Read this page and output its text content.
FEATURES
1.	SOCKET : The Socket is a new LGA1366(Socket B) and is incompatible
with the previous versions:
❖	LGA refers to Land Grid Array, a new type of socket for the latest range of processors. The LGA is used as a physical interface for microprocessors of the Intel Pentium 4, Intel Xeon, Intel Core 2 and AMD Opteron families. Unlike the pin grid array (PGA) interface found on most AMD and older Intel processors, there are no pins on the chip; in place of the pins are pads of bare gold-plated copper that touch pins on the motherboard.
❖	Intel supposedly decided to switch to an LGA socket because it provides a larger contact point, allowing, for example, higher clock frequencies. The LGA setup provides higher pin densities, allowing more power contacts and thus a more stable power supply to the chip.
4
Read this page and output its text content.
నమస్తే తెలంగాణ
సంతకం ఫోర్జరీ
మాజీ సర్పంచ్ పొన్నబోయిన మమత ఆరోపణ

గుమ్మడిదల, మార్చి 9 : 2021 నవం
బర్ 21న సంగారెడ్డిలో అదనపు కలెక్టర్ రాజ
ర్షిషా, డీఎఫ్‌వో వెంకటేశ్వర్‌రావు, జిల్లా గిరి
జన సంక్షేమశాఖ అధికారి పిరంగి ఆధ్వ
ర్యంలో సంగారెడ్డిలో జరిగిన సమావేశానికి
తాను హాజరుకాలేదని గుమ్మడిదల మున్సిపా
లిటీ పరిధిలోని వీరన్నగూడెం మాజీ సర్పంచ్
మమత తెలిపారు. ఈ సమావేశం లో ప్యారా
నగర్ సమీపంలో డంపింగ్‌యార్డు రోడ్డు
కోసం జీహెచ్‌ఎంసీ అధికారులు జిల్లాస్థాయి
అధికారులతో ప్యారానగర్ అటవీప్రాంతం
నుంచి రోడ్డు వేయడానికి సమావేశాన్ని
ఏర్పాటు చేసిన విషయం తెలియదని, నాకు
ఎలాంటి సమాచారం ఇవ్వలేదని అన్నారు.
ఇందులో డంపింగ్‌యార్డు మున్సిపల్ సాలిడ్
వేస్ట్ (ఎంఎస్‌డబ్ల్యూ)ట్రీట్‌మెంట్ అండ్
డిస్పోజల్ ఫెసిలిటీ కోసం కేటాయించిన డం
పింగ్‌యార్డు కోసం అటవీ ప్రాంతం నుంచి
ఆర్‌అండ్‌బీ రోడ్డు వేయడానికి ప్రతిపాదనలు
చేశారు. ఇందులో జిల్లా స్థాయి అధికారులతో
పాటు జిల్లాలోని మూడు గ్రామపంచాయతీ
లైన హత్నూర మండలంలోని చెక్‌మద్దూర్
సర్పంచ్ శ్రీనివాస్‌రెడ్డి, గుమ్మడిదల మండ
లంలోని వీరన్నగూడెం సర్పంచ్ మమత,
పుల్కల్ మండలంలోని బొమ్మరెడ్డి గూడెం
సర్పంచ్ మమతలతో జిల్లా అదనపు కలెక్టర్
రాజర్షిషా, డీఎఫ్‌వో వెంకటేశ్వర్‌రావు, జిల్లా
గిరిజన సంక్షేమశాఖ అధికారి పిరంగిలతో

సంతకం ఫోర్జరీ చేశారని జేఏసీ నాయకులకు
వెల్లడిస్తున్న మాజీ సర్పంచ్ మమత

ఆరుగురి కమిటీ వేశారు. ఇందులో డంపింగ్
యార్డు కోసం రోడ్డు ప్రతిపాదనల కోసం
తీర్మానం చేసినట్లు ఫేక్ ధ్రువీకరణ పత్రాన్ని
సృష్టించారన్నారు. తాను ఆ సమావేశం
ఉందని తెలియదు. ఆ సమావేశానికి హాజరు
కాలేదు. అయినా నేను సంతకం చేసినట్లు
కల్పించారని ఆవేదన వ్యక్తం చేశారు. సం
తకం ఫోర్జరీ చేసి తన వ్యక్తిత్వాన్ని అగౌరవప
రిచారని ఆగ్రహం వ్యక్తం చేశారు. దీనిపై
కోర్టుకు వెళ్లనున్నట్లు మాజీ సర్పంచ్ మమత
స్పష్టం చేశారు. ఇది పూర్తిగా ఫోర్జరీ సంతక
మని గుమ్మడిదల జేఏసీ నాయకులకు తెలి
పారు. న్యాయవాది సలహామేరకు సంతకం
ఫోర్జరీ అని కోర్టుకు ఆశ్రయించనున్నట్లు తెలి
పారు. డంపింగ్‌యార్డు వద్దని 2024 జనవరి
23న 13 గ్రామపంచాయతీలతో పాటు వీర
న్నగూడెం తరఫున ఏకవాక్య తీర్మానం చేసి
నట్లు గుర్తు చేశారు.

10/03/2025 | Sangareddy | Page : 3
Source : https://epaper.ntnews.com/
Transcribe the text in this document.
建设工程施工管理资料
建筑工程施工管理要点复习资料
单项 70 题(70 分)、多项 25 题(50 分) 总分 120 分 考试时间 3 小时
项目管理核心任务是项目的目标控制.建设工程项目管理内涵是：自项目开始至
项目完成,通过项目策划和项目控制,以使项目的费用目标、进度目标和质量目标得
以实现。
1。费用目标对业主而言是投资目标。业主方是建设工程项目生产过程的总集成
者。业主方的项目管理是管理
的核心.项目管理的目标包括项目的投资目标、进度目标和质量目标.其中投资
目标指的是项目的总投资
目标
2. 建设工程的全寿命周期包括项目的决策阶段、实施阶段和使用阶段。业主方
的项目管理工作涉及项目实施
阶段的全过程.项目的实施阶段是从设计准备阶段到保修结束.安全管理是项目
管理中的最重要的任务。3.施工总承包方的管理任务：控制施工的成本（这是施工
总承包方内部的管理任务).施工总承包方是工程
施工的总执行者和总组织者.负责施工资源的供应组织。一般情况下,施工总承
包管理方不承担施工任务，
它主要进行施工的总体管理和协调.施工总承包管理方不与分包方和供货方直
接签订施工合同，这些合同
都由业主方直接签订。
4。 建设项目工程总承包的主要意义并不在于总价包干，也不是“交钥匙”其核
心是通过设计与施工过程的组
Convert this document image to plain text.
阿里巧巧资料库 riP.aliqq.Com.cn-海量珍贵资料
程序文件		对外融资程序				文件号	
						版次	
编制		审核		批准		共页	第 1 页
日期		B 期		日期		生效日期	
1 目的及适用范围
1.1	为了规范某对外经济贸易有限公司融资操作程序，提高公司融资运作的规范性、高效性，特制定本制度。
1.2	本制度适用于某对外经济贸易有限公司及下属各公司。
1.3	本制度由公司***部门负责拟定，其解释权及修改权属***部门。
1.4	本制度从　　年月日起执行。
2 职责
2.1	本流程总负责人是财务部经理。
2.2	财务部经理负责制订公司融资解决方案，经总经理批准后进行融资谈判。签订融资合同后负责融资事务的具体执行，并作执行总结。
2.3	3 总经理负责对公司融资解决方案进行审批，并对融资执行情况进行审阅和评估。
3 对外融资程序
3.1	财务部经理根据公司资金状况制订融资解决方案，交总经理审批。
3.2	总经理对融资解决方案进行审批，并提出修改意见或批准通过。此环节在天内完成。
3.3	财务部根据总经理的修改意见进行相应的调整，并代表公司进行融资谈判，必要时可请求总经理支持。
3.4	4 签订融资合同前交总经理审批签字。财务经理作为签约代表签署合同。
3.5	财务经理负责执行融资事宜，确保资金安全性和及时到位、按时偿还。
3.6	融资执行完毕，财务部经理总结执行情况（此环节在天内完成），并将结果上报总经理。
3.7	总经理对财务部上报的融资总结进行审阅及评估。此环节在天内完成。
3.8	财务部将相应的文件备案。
= = = = =
_PROBLEM STATEMENT_. Copy out each record from above, exactly.

_SOLUTION TO THIS PROBLEM_.
Read this page and output its text content.
FEATURES
1.	SOCKET : The Socket is a new LGA1366(Socket B) and is incompatible
with the previous versions:
❖	LGA refers to Land Grid Array, a new type of socket for the latest range of processors. The LGA is used as a physical interface for microprocessors of the Intel Pentium 4, Intel Xeon, Intel Core 2 and AMD Opteron families. Unlike the pin grid array (PGA) interface found on most AMD and older Intel processors, there are no pins on the chip; in place of the pins are pads of bare gold-plated copper that touch pins on the motherboard.
❖	Intel supposedly decided to switch to an LGA socket because it provides a larger contact point, allowing, for example, higher clock frequencies. The LGA setup provides higher pin densities, allowing more power contacts and thus a more stable power supply to the chip.
4
Read this page and output its text content.
నమస్తే తెలంగాణ
సంతకం ఫోర్జరీ
మాజీ సర్పంచ్ పొన్నబోయిన మమత ఆరోపణ

గుమ్మడిదల, మార్చి 9 : 2021 నవం
బర్ 21న సంగారెడ్డిలో అదనపు కలెక్టర్ రాజ
ర్షిషా, డీఎఫ్‌వో వెంకటేశ్వర్‌రావు, జిల్లా గిరి
జన సంక్షేమశాఖ అధికారి పిరంగి ఆధ్వ
ర్యంలో సంగారెడ్డిలో జరిగిన సమావేశానికి
తాను హాజరుకాలేదని గుమ్మడిదల మున్సిపా
లిటీ పరిధిలోని వీరన్నగూడెం మాజీ సర్పంచ్
మమత తెలిపారు. ఈ సమావేశం లో ప్యారా
నగర్ సమీపంలో డంపింగ్‌యార్డు రోడ్డు
కోసం జీహెచ్‌ఎంసీ అధికారులు జిల్లాస్థాయి
అధికారులతో ప్యారానగర్ అటవీప్రాంతం
నుంచి రోడ్డు వేయడానికి సమావేశాన్ని
ఏర్పాటు చేసిన విషయం తెలియదని, నాకు
ఎలాంటి సమాచారం ఇవ్వలేదని అన్నారు.
ఇందులో డంపింగ్‌యార్డు మున్సిపల్ సాలిడ్
వేస్ట్ (ఎంఎస్‌డబ్ల్యూ)ట్రీట్‌మెంట్ అండ్
డిస్పోజల్ ఫెసిలిటీ కోసం కేటాయించిన డం
పింగ్‌యార్డు కోసం అటవీ ప్రాంతం నుంచి
ఆర్‌అండ్‌బీ రోడ్డు వేయడానికి ప్రతిపాదనలు
చేశారు. ఇందులో జిల్లా స్థాయి అధికారులతో
పాటు జిల్లాలోని మూడు గ్రామపంచాయతీ
లైన హత్నూర మండలంలోని చెక్‌మద్దూర్
సర్పంచ్ శ్రీనివాస్‌రెడ్డి, గుమ్మడిదల మండ
లంలోని వీరన్నగూడెం సర్పంచ్ మమత,
పుల్కల్ మండలంలోని బొమ్మరెడ్డి గూడెం
సర్పంచ్ మమతలతో జిల్లా అదనపు కలెక్టర్
రాజర్షిషా, డీఎఫ్‌వో వెంకటేశ్వర్‌రావు, జిల్లా
గిరిజన సంక్షేమశాఖ అధికారి పిరంగిలతో

సంతకం ఫోర్జరీ చేశారని జేఏసీ నాయకులకు
వెల్లడిస్తున్న మాజీ సర్పంచ్ మమత

ఆరుగురి కమిటీ వేశారు. ఇందులో డంపింగ్
యార్డు కోసం రోడ్డు ప్రతిపాదనల కోసం
తీర్మానం చేసినట్లు ఫేక్ ధ్రువీకరణ పత్రాన్ని
సృష్టించారన్నారు. తాను ఆ సమావేశం
ఉందని తెలియదు. ఆ సమావేశానికి హాజరు
కాలేదు. అయినా నేను సంతకం చేసినట్లు
కల్పించారని ఆవేదన వ్యక్తం చేశారు. సం
తకం ఫోర్జరీ చేసి తన వ్యక్తిత్వాన్ని అగౌరవప
రిచారని ఆగ్రహం వ్యక్తం చేశారు. దీనిపై
కోర్టుకు వెళ్లనున్నట్లు మాజీ సర్పంచ్ మమత
స్పష్టం చేశారు. ఇది పూర్తిగా ఫోర్జరీ సంతక
మని గుమ్మడిదల జేఏసీ నాయకులకు తెలి
పారు. న్యాయవాది సలహామేరకు సంతకం
ఫోర్జరీ అని కోర్టుకు ఆశ్రయించనున్నట్లు తెలి
పారు. డంపింగ్‌యార్డు వద్దని 2024 జనవరి
23న 13 గ్రామపంచాయతీలతో పాటు వీర
న్నగూడెం తరఫున ఏకవాక్య తీర్మానం చేసి
నట్లు గుర్తు చేశారు.

10/03/2025 | Sangareddy | Page : 3
Source : https://epaper.ntnews.com/
Transcribe the text in this document.
建设工程施工管理资料
建筑工程施工管理要点复习资料
单项 70 题(70 分)、多项 25 题(50 分) 总分 120 分 考试时间 3 小时
项目管理核心任务是项目的目标控制.建设工程项目管理内涵是：自项目开始至
项目完成,通过项目策划和项目控制,以使项目的费用目标、进度目标和质量目标得
以实现。
1。费用目标对业主而言是投资目标。业主方是建设工程项目生产过程的总集成
者。业主方的项目管理是管理
的核心.项目管理的目标包括项目的投资目标、进度目标和质量目标.其中投资
目标指的是项目的总投资
目标
2. 建设工程的全寿命周期包括项目的决策阶段、实施阶段和使用阶段。业主方
的项目管理工作涉及项目实施
阶段的全过程.项目的实施阶段是从设计准备阶段到保修结束.安全管理是项目
管理中的最重要的任务。3.施工总承包方的管理任务：控制施工的成本（这是施工
总承包方内部的管理任务).施工总承包方是工程
施工的总执行者和总组织者.负责施工资源的供应组织。一般情况下,施工总承
包管理方不承担施工任务，
它主要进行施工的总体管理和协调.施工总承包管理方不与分包方和供货方直
接签订施工合同，这些合同
都由业主方直接签订。
4。 建设项目工程总承包的主要意义并不在于总价包干，也不是“交钥匙”其核
心是通过设计与施工过程的组
Convert this document image to plain text.
阿里巧巧资料库 riP.aliqq.Com.cn-海量珍贵资料
程序文件		对外融资程序				文件号	
						版次	
编制		审核		批准		共页	第 1 页
日期		B 期		日期		生效日期	
1 目的及适用范围
1.1	为了规范某对外经济贸易有限公司融资操作程序，提高公司融资运作的规范性、高效性，特制定本制度。
1.2	本制度适用于某对外经济贸易有限公司及下属各公司。
1.3	本制度由公司***部门负责拟定，其解释权及修改权属***部门。
1.4	本制度从　　年月日起执行。
2 职责
2.1	本流程总负责人是财务部经理。
2.2	财务部经理负责制订公司融资解决方案，经总经理批准后进行融资谈判。签订融资合同后负责融资事务的具体执行，并作执行总结。
2.3	3 总经理负责对公司融资解决方案进行审批，并对融资执行情况进行审阅和评估。
3 对外融资程序
3.1	财务部经理根据公司资金状况制订融资解决方案，交总经理审批。
3.2	总经理对融资解决方案进行审批，并提出修改意见或批准通过。此环节在天内完成。
3.3	财务部根据总经理的修改意见进行相应的调整，并代表公司进行融资谈判，必要时可请求总经理支持。
3.4	4 签订融资合同前交总经理审批签字。财务经理作为签约代表签署合同。
3.5	财务经理负责执行融资事宜，确保资金安全性和及时到位、按时偿还。
3.6	融资执行完毕，财务部经理总结执行情况（此环节在天内完成），并将结果上报总经理。
3.7	总经理对财务部上报的融资总结进行审阅及评估。此环节在天内完成。
3.8	财务部将相应的文件备案。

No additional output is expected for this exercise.